Written request: Go through the material and pull out every line with the string "oppose" in it.

Figure contents as structured data:
>> start

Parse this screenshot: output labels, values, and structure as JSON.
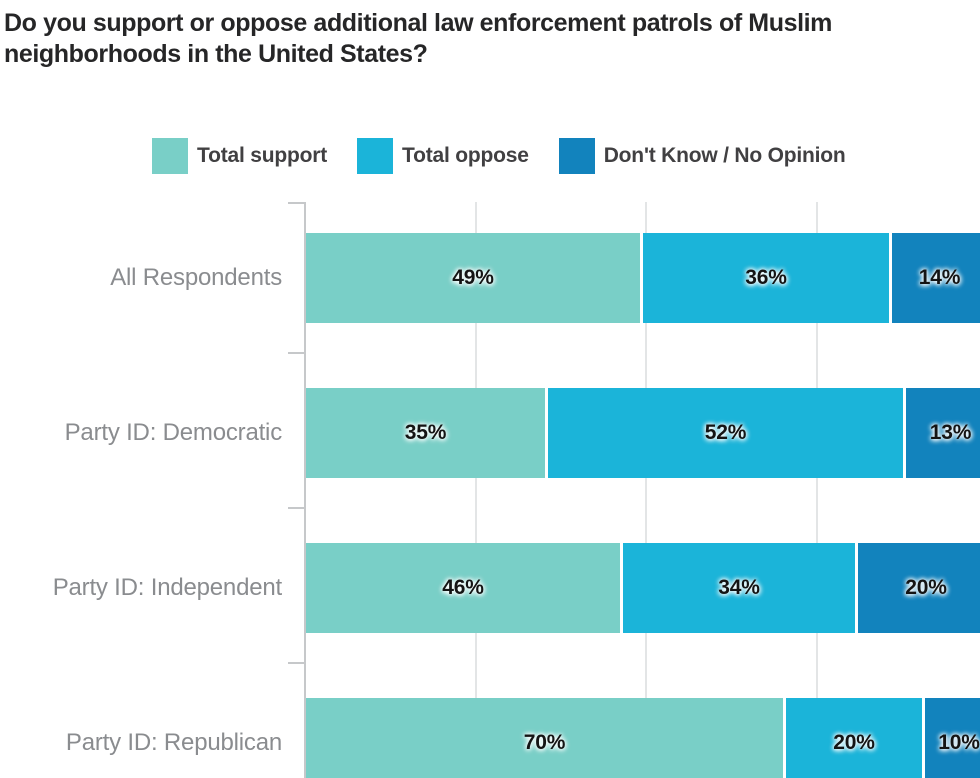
{
  "title": {
    "line1": "Do you support or oppose additional law enforcement patrols of Muslim",
    "line2": "neighborhoods in the United States?"
  },
  "legend": {
    "items": [
      {
        "label": "Total support",
        "color": "#79cfc7"
      },
      {
        "label": "Total oppose",
        "color": "#1bb4d9"
      },
      {
        "label": "Don't Know / No Opinion",
        "color": "#1283bd"
      }
    ]
  },
  "chart_data": {
    "type": "bar",
    "orientation": "horizontal",
    "stacked": true,
    "title": "Do you support or oppose additional law enforcement patrols of Muslim neighborhoods in the United States?",
    "categories": [
      "All Respondents",
      "Party ID: Democratic",
      "Party ID: Independent",
      "Party ID: Republican"
    ],
    "series": [
      {
        "name": "Total support",
        "color": "#79cfc7",
        "values": [
          49,
          35,
          46,
          70
        ]
      },
      {
        "name": "Total oppose",
        "color": "#1bb4d9",
        "values": [
          36,
          52,
          34,
          20
        ]
      },
      {
        "name": "Don't Know / No Opinion",
        "color": "#1283bd",
        "values": [
          14,
          13,
          20,
          10
        ]
      }
    ],
    "value_suffix": "%",
    "xlim": [
      0,
      100
    ],
    "gridlines_pct": [
      25,
      50,
      75,
      100
    ],
    "grid": true,
    "legend_position": "top",
    "axis_color": "#c6c8ca",
    "grid_color": "#e3e5e6",
    "label_color": "#8a8c8f"
  }
}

>> end

Exercise output:
    "line1": "Do you support or oppose additional law enforcement patrols of Muslim",
        "label": "Total oppose",
    "title": "Do you support or oppose additional law enforcement patrols of Muslim neighborhoods in the United States?",
        "name": "Total oppose",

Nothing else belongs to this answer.